■ BRIEF ■
Take every line from the material that has the word "text" in it.

■ SOURCE MATERIAL ■
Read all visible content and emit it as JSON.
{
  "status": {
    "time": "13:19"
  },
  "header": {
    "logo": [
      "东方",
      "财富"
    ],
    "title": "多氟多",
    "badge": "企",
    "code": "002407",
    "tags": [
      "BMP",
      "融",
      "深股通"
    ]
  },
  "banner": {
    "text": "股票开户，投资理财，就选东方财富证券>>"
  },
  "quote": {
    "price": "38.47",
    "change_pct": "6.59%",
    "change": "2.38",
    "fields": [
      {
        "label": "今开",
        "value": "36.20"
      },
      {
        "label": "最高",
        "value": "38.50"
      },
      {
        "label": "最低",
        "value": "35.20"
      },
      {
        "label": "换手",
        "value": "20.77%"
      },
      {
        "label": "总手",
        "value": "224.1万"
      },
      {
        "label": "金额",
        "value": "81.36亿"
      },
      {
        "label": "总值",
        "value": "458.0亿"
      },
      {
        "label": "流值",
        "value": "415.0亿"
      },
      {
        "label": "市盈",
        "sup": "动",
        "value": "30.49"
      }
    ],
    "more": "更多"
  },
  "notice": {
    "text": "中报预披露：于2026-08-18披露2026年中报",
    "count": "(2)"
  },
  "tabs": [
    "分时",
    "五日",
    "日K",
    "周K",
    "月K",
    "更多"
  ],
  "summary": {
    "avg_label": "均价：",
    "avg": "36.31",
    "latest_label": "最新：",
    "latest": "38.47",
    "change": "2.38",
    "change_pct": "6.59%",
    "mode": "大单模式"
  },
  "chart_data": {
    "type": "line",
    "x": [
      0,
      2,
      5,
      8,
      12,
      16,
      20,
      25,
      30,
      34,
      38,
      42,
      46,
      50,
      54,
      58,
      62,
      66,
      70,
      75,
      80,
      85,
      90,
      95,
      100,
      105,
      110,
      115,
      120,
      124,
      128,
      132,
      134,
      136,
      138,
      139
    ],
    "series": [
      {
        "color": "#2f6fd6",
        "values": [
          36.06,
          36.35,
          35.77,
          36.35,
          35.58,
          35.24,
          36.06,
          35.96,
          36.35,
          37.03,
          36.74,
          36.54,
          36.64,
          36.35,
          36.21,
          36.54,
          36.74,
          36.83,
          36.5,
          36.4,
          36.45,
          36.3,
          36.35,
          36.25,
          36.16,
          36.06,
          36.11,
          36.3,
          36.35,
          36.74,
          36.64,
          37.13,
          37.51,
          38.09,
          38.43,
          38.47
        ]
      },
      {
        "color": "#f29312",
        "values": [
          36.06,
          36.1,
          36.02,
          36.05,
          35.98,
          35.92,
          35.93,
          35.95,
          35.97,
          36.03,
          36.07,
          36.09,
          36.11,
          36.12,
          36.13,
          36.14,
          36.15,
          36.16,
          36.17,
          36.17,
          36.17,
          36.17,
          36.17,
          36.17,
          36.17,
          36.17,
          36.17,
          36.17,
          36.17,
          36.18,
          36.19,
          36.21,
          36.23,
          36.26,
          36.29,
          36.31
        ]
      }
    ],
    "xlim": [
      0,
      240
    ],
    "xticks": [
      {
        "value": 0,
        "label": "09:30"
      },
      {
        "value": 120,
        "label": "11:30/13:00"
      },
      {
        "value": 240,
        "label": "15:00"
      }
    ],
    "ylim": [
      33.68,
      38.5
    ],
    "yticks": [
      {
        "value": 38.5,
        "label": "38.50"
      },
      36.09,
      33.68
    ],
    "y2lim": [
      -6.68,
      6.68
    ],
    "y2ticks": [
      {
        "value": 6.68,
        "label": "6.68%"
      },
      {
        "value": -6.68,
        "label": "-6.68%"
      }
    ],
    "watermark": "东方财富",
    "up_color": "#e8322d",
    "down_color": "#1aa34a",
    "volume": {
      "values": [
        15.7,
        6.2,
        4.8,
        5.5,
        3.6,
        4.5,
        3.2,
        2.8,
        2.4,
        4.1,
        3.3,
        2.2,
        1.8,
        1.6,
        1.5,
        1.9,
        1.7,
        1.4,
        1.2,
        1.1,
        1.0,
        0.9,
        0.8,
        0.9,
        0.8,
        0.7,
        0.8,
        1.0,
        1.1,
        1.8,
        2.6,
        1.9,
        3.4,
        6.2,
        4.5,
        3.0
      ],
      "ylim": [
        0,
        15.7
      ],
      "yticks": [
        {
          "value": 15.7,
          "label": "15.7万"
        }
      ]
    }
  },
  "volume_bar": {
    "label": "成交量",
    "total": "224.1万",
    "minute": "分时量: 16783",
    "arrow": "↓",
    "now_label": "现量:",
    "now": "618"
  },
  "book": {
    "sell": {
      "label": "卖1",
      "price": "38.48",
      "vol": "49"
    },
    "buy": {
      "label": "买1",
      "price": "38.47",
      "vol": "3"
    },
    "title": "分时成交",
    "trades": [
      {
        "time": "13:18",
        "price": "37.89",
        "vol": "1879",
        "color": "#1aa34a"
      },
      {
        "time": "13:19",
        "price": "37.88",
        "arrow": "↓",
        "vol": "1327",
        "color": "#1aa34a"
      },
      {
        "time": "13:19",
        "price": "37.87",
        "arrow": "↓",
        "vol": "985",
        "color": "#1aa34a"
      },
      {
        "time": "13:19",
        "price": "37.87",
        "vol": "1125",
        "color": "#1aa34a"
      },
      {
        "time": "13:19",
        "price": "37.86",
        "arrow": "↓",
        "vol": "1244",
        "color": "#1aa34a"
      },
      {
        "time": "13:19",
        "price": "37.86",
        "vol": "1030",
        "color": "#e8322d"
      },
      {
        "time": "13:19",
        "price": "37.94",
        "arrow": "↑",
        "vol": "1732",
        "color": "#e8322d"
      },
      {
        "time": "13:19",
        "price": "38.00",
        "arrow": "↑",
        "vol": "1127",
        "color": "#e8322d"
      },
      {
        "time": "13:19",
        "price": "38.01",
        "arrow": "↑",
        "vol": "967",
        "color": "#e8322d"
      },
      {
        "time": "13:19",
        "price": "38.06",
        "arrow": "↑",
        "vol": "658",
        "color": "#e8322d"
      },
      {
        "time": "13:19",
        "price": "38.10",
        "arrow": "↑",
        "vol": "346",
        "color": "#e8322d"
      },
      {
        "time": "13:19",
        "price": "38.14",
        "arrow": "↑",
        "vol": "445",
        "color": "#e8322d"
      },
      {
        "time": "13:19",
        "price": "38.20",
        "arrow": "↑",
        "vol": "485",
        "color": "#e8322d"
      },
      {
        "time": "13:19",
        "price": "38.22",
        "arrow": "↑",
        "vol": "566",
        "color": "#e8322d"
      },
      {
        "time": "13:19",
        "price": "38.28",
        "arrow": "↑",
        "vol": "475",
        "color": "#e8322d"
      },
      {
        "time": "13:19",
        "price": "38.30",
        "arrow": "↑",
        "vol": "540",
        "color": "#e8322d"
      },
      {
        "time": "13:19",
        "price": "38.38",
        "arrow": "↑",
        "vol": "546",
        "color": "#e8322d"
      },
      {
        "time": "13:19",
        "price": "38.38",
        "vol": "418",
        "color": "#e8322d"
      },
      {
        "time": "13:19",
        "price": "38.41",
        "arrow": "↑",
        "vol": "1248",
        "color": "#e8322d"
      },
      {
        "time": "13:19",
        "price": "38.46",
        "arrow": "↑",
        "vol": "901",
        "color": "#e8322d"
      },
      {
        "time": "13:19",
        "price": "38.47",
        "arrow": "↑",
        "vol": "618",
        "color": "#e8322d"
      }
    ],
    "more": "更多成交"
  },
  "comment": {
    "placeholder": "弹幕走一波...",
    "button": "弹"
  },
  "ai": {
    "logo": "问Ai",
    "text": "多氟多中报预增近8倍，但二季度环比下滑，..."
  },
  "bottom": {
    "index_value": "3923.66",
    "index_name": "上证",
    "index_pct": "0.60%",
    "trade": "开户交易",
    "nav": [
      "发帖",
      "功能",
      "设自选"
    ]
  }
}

■ RESPONSE TO THE EXERCISE ■
    "text": "股票开户，投资理财，就选东方财富证券>>"
    "text": "中报预披露：于2026-08-18披露2026年中报",
    "text": "多氟多中报预增近8倍，但二季度环比下滑，..."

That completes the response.